▶ **Given request**
Find every line in the records below that contains the word "Frequency", and copy each such line.

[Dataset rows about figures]
— begin —

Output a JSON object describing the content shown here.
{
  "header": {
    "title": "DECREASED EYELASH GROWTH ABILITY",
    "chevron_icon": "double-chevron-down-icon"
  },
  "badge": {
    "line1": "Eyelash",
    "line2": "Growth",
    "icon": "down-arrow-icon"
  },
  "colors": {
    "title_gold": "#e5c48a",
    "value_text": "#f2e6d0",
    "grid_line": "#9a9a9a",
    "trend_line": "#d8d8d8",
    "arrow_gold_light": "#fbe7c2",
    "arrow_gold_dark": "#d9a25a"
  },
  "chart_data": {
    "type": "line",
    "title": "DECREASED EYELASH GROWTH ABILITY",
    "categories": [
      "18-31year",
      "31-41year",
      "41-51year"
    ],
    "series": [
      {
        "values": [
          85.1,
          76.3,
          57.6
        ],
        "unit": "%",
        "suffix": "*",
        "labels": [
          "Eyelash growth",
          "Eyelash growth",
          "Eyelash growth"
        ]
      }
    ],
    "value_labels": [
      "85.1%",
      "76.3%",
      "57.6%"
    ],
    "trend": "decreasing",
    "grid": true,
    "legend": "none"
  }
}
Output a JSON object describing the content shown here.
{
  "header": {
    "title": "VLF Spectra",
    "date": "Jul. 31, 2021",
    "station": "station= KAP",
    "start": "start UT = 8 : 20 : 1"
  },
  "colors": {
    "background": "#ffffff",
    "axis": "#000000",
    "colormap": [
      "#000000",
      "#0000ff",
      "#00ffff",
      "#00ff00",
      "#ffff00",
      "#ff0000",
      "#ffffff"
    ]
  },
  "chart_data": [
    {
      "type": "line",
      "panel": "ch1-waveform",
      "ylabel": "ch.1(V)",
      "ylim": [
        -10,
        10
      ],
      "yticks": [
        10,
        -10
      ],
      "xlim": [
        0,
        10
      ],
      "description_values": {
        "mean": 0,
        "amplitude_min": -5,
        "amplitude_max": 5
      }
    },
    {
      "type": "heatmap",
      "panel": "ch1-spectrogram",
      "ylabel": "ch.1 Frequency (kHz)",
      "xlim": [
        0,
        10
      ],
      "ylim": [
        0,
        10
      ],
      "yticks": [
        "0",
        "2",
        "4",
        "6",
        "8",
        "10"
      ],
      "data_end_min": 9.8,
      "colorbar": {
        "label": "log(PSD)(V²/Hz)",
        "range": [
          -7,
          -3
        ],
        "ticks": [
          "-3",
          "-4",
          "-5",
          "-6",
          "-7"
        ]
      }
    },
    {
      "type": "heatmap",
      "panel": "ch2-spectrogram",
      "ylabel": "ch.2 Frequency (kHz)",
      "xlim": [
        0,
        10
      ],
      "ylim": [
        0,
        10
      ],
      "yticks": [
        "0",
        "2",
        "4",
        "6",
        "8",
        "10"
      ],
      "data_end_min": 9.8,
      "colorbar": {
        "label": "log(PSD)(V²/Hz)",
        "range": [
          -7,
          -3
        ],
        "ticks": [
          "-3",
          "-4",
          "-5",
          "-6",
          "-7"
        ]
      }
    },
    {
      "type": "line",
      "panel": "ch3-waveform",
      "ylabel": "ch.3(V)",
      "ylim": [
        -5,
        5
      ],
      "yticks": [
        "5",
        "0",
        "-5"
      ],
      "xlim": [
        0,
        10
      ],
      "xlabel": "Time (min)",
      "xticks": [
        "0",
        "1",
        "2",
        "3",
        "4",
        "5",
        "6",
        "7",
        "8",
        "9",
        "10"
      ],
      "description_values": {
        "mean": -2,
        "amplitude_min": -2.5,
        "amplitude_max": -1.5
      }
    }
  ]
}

— end —

▶ **Expected answer**
      "ylabel": "ch.1 Frequency (kHz)",
      "ylabel": "ch.2 Frequency (kHz)",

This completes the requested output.